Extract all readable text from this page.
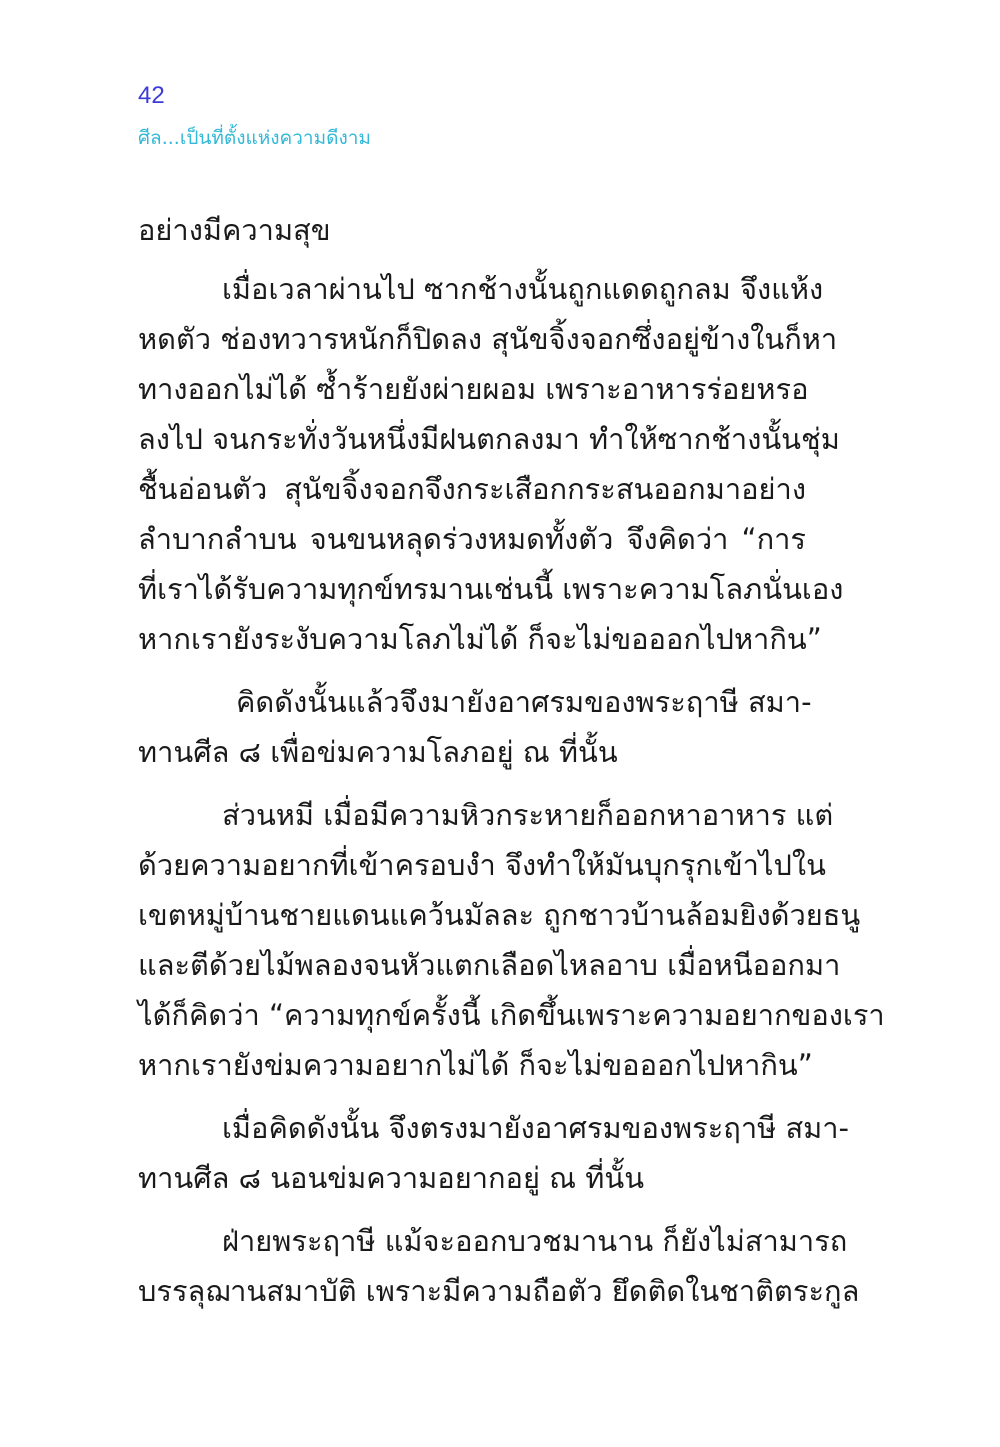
42
ศีล...เป็นที่ตั้งแห่งความดีงาม
อย่างมีความสุข
เมื่อเวลาผ่านไป ซากช้างนั้นถูกแดดถูกลม จึงแห้ง
หดตัว ช่องทวารหนักก็ปิดลง สุนัขจิ้งจอกซึ่งอยู่ข้างในก็หา
ทางออกไม่ได้ ซ้ำร้ายยังผ่ายผอม เพราะอาหารร่อยหรอ
ลงไป จนกระทั่งวันหนึ่งมีฝนตกลงมา ทำให้ซากช้างนั้นชุ่ม
ชื้นอ่อนตัว สุนัขจิ้งจอกจึงกระเสือกกระสนออกมาอย่าง
ลำบากลำบน จนขนหลุดร่วงหมดทั้งตัว จึงคิดว่า “การ
ที่เราได้รับความทุกข์ทรมานเช่นนี้ เพราะความโลภนั่นเอง
หากเรายังระงับความโลภไม่ได้ ก็จะไม่ขอออกไปหากิน”
คิดดังนั้นแล้วจึงมายังอาศรมของพระฤาษี สมา-
ทานศีล ๘ เพื่อข่มความโลภอยู่ ณ ที่นั้น
ส่วนหมี เมื่อมีความหิวกระหายก็ออกหาอาหาร แต่
ด้วยความอยากที่เข้าครอบงำ จึงทำให้มันบุกรุกเข้าไปใน
เขตหมู่บ้านชายแดนแคว้นมัลละ ถูกชาวบ้านล้อมยิงด้วยธนู
และตีด้วยไม้พลองจนหัวแตกเลือดไหลอาบ เมื่อหนีออกมา
ได้ก็คิดว่า “ความทุกข์ครั้งนี้ เกิดขึ้นเพราะความอยากของเรา
หากเรายังข่มความอยากไม่ได้ ก็จะไม่ขอออกไปหากิน”
เมื่อคิดดังนั้น จึงตรงมายังอาศรมของพระฤาษี สมา-
ทานศีล ๘ นอนข่มความอยากอยู่ ณ ที่นั้น
ฝ่ายพระฤาษี แม้จะออกบวชมานาน ก็ยังไม่สามารถ
บรรลุฌานสมาบัติ เพราะมีความถือตัว ยึดติดในชาติตระกูล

——

*Requirement:*
Print each line of the material above exactly, with the pictures removed from your copy.

*Solution to this exercise:*
Extract all readable text from this page.
42
ศีล...เป็นที่ตั้งแห่งความดีงาม
อย่างมีความสุข
เมื่อเวลาผ่านไป ซากช้างนั้นถูกแดดถูกลม จึงแห้ง
หดตัว ช่องทวารหนักก็ปิดลง สุนัขจิ้งจอกซึ่งอยู่ข้างในก็หา
ทางออกไม่ได้ ซ้ำร้ายยังผ่ายผอม เพราะอาหารร่อยหรอ
ลงไป จนกระทั่งวันหนึ่งมีฝนตกลงมา ทำให้ซากช้างนั้นชุ่ม
ชื้นอ่อนตัว สุนัขจิ้งจอกจึงกระเสือกกระสนออกมาอย่าง
ลำบากลำบน จนขนหลุดร่วงหมดทั้งตัว จึงคิดว่า “การ
ที่เราได้รับความทุกข์ทรมานเช่นนี้ เพราะความโลภนั่นเอง
หากเรายังระงับความโลภไม่ได้ ก็จะไม่ขอออกไปหากิน”
คิดดังนั้นแล้วจึงมายังอาศรมของพระฤาษี สมา-
ทานศีล ๘ เพื่อข่มความโลภอยู่ ณ ที่นั้น
ส่วนหมี เมื่อมีความหิวกระหายก็ออกหาอาหาร แต่
ด้วยความอยากที่เข้าครอบงำ จึงทำให้มันบุกรุกเข้าไปใน
เขตหมู่บ้านชายแดนแคว้นมัลละ ถูกชาวบ้านล้อมยิงด้วยธนู
และตีด้วยไม้พลองจนหัวแตกเลือดไหลอาบ เมื่อหนีออกมา
ได้ก็คิดว่า “ความทุกข์ครั้งนี้ เกิดขึ้นเพราะความอยากของเรา
หากเรายังข่มความอยากไม่ได้ ก็จะไม่ขอออกไปหากิน”
เมื่อคิดดังนั้น จึงตรงมายังอาศรมของพระฤาษี สมา-
ทานศีล ๘ นอนข่มความอยากอยู่ ณ ที่นั้น
ฝ่ายพระฤาษี แม้จะออกบวชมานาน ก็ยังไม่สามารถ
บรรลุฌานสมาบัติ เพราะมีความถือตัว ยึดติดในชาติตระกูล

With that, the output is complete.